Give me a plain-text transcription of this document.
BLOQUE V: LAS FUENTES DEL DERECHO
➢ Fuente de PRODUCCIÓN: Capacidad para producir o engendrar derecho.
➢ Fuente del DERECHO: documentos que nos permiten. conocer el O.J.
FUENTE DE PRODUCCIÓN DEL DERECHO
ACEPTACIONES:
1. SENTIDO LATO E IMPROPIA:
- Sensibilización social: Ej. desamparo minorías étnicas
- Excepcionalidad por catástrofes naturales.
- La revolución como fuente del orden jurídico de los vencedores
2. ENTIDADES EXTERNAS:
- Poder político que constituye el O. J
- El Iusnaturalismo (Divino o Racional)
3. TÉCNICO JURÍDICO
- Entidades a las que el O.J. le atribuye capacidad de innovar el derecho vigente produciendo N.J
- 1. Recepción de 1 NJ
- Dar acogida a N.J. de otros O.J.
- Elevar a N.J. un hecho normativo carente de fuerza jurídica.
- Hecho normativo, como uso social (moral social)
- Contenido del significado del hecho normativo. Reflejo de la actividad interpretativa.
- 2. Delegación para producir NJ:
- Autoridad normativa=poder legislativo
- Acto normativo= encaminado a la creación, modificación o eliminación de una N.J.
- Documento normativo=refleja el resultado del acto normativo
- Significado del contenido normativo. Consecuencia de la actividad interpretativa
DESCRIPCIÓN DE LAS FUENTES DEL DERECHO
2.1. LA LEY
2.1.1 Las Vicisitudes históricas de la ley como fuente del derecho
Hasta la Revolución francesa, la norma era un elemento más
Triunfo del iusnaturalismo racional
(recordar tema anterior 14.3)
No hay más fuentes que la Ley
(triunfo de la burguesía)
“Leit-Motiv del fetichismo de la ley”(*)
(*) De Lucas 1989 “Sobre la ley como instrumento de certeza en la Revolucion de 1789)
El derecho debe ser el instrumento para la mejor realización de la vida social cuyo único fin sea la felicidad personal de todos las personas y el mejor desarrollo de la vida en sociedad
=====
- _PROBLEM_: Locate all lines in the listing above with the word "actividad" and copy them.

- _ANSWER TO THIS TASK_:
- Contenido del significado del hecho normativo. Reflejo de la actividad interpretativa.
- Significado del contenido normativo. Consecuencia de la actividad interpretativa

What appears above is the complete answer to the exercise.